— RECORDS FOR PROCESSING —

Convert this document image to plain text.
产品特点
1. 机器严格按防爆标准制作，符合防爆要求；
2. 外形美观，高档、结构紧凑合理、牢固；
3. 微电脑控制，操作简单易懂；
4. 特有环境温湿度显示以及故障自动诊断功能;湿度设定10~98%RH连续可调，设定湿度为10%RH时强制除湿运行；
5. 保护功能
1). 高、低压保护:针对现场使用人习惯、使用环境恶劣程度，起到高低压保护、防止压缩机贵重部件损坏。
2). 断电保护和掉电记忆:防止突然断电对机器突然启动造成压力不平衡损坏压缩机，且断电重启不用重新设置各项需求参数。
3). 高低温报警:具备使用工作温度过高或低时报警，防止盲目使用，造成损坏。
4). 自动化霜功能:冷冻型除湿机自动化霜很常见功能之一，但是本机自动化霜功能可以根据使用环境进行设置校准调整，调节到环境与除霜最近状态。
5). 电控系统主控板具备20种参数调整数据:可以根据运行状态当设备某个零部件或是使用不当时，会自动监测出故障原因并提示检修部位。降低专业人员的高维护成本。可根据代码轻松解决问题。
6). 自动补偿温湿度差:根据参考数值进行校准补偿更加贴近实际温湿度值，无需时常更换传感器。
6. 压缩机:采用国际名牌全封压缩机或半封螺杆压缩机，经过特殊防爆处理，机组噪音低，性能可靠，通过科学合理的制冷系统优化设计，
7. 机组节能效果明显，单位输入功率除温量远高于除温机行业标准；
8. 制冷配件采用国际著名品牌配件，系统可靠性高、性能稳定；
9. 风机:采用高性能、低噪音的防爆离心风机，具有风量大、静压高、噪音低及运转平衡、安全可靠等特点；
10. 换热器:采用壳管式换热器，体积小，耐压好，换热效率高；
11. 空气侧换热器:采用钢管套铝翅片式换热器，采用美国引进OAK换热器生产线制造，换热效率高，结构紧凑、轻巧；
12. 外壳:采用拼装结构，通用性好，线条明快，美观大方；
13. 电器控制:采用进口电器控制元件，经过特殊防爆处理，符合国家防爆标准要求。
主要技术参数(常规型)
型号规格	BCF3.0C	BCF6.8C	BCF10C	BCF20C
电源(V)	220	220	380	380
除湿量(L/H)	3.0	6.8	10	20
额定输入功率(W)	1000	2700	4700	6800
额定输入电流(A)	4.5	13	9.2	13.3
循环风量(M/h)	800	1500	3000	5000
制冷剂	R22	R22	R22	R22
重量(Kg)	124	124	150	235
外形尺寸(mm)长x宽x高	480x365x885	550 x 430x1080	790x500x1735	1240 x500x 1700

— SHORT PROBLEM —
Write out the data again, exactly and in full.

— OUTPUT FOR THIS EXERCISE —
Convert this document image to plain text.
产品特点
1. 机器严格按防爆标准制作，符合防爆要求；
2. 外形美观，高档、结构紧凑合理、牢固；
3. 微电脑控制，操作简单易懂；
4. 特有环境温湿度显示以及故障自动诊断功能;湿度设定10~98%RH连续可调，设定湿度为10%RH时强制除湿运行；
5. 保护功能
1). 高、低压保护:针对现场使用人习惯、使用环境恶劣程度，起到高低压保护、防止压缩机贵重部件损坏。
2). 断电保护和掉电记忆:防止突然断电对机器突然启动造成压力不平衡损坏压缩机，且断电重启不用重新设置各项需求参数。
3). 高低温报警:具备使用工作温度过高或低时报警，防止盲目使用，造成损坏。
4). 自动化霜功能:冷冻型除湿机自动化霜很常见功能之一，但是本机自动化霜功能可以根据使用环境进行设置校准调整，调节到环境与除霜最近状态。
5). 电控系统主控板具备20种参数调整数据:可以根据运行状态当设备某个零部件或是使用不当时，会自动监测出故障原因并提示检修部位。降低专业人员的高维护成本。可根据代码轻松解决问题。
6). 自动补偿温湿度差:根据参考数值进行校准补偿更加贴近实际温湿度值，无需时常更换传感器。
6. 压缩机:采用国际名牌全封压缩机或半封螺杆压缩机，经过特殊防爆处理，机组噪音低，性能可靠，通过科学合理的制冷系统优化设计，
7. 机组节能效果明显，单位输入功率除温量远高于除温机行业标准；
8. 制冷配件采用国际著名品牌配件，系统可靠性高、性能稳定；
9. 风机:采用高性能、低噪音的防爆离心风机，具有风量大、静压高、噪音低及运转平衡、安全可靠等特点；
10. 换热器:采用壳管式换热器，体积小，耐压好，换热效率高；
11. 空气侧换热器:采用钢管套铝翅片式换热器，采用美国引进OAK换热器生产线制造，换热效率高，结构紧凑、轻巧；
12. 外壳:采用拼装结构，通用性好，线条明快，美观大方；
13. 电器控制:采用进口电器控制元件，经过特殊防爆处理，符合国家防爆标准要求。
主要技术参数(常规型)
型号规格	BCF3.0C	BCF6.8C	BCF10C	BCF20C
电源(V)	220	220	380	380
除湿量(L/H)	3.0	6.8	10	20
额定输入功率(W)	1000	2700	4700	6800
额定输入电流(A)	4.5	13	9.2	13.3
循环风量(M/h)	800	1500	3000	5000
制冷剂	R22	R22	R22	R22
重量(Kg)	124	124	150	235
外形尺寸(mm)长x宽x高	480x365x885	550 x 430x1080	790x500x1735	1240 x500x 1700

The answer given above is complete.